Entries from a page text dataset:

--------------------

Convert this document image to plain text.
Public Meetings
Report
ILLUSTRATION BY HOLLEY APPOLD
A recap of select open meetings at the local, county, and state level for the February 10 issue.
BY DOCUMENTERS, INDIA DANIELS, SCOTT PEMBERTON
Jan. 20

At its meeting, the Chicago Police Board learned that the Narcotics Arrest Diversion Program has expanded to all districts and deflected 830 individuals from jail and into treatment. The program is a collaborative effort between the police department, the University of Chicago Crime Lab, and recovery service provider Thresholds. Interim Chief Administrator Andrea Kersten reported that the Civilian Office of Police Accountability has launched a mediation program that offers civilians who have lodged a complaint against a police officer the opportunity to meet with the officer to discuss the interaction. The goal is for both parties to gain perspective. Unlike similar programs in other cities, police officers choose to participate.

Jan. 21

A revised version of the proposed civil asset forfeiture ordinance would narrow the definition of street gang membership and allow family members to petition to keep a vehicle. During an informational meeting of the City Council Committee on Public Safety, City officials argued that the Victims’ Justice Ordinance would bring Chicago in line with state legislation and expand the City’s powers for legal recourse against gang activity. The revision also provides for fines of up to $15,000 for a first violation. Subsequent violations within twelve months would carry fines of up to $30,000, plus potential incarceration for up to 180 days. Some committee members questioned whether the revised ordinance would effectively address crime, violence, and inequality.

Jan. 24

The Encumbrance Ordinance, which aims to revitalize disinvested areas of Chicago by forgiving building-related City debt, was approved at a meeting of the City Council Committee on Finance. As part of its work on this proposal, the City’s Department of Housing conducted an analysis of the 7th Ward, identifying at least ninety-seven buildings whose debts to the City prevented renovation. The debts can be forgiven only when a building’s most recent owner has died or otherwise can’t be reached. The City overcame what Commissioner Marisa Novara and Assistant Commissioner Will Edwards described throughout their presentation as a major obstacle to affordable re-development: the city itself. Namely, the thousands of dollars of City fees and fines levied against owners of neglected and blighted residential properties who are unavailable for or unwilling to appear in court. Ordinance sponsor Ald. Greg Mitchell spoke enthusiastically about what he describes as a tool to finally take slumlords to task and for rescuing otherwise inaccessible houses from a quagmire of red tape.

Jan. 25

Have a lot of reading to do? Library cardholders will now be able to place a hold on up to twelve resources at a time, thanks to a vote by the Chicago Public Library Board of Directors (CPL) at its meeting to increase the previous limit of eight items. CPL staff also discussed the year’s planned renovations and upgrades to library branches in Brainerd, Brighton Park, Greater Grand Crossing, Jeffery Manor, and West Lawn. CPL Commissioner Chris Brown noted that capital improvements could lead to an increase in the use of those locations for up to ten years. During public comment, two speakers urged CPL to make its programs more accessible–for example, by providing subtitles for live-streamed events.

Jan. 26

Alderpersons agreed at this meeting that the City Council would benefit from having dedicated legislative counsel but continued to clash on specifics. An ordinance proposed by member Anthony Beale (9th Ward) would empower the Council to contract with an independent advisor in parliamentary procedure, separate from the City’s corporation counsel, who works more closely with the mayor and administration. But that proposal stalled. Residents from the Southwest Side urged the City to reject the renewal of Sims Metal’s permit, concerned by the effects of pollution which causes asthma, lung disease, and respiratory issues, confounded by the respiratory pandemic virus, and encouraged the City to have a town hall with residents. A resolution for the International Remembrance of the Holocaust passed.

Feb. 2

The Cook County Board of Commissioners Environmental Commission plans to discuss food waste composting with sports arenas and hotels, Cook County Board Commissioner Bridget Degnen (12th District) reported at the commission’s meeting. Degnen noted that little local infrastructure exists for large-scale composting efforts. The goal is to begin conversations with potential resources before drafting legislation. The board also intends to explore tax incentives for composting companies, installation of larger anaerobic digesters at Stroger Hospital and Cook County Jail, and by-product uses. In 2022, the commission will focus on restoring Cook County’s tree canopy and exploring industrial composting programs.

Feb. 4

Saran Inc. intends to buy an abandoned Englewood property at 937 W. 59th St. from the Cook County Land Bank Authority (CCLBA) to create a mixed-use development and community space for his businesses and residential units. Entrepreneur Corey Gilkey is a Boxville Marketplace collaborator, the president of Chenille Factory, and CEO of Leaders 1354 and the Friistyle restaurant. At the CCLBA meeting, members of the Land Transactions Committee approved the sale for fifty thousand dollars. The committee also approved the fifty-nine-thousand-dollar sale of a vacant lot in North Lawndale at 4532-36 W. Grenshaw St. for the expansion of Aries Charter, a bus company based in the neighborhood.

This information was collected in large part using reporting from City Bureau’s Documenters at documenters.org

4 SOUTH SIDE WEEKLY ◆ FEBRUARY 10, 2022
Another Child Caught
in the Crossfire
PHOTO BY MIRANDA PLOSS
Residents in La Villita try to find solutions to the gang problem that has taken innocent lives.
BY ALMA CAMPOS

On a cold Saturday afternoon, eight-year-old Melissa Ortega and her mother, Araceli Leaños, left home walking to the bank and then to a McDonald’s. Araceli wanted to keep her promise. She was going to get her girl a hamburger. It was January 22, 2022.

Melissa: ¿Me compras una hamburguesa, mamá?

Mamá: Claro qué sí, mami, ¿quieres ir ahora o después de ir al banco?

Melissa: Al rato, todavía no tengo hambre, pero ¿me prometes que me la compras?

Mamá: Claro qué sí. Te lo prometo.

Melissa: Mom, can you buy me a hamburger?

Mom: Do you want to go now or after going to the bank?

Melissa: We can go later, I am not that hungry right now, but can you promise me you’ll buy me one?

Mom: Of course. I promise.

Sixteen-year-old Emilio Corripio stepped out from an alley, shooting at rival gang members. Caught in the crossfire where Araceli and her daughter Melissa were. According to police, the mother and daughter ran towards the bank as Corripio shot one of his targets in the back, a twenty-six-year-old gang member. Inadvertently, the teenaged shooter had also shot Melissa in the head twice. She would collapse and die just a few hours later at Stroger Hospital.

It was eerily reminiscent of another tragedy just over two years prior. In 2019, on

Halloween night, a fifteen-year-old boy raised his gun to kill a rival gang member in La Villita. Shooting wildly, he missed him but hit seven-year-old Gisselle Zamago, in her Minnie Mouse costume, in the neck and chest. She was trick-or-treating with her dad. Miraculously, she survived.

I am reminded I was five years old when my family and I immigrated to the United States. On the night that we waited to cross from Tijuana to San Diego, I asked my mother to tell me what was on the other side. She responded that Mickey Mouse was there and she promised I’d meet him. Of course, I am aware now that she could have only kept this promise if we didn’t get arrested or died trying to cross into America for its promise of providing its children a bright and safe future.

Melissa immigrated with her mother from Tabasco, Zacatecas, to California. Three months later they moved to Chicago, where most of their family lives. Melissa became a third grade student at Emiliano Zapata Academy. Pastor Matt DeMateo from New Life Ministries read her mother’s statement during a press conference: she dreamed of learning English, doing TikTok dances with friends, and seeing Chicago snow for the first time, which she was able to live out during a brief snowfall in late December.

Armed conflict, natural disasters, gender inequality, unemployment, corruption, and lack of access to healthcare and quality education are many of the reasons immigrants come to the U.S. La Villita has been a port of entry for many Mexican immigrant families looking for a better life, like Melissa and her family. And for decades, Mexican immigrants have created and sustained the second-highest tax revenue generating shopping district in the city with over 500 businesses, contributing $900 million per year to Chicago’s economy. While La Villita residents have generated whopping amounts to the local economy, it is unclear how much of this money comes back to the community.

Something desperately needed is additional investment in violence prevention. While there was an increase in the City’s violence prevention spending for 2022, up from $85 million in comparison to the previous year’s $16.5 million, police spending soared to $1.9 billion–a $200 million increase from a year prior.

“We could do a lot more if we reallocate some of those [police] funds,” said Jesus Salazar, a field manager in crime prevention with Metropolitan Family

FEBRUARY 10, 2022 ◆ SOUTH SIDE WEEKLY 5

--------------------

## [TASK DETAILS]
Could you copy every line from the records that mentions the word "immigrated"?

## [ANSWER FOR THIS EXERCISE]
I am reminded I was five years old when my family and I immigrated to the United States. On the night that we waited to cross from Tijuana to San Diego, I asked my mother to tell me what was on the other side. She responded that Mickey Mouse was there and she promised I’d meet him. Of course, I am aware now that she could have only kept this promise if we didn’t get arrested or died trying to cross into America for its promise of providing its children a bright and safe future.
Melissa immigrated with her mother from Tabasco, Zacatecas, to California. Three months later they moved to Chicago, where most of their family lives. Melissa became a third grade student at Emiliano Zapata Academy. Pastor Matt DeMateo from New Life Ministries read her mother’s statement during a press conference: she dreamed of learning English, doing TikTok dances with friends, and seeing Chicago snow for the first time, which she was able to live out during a brief snowfall in late December.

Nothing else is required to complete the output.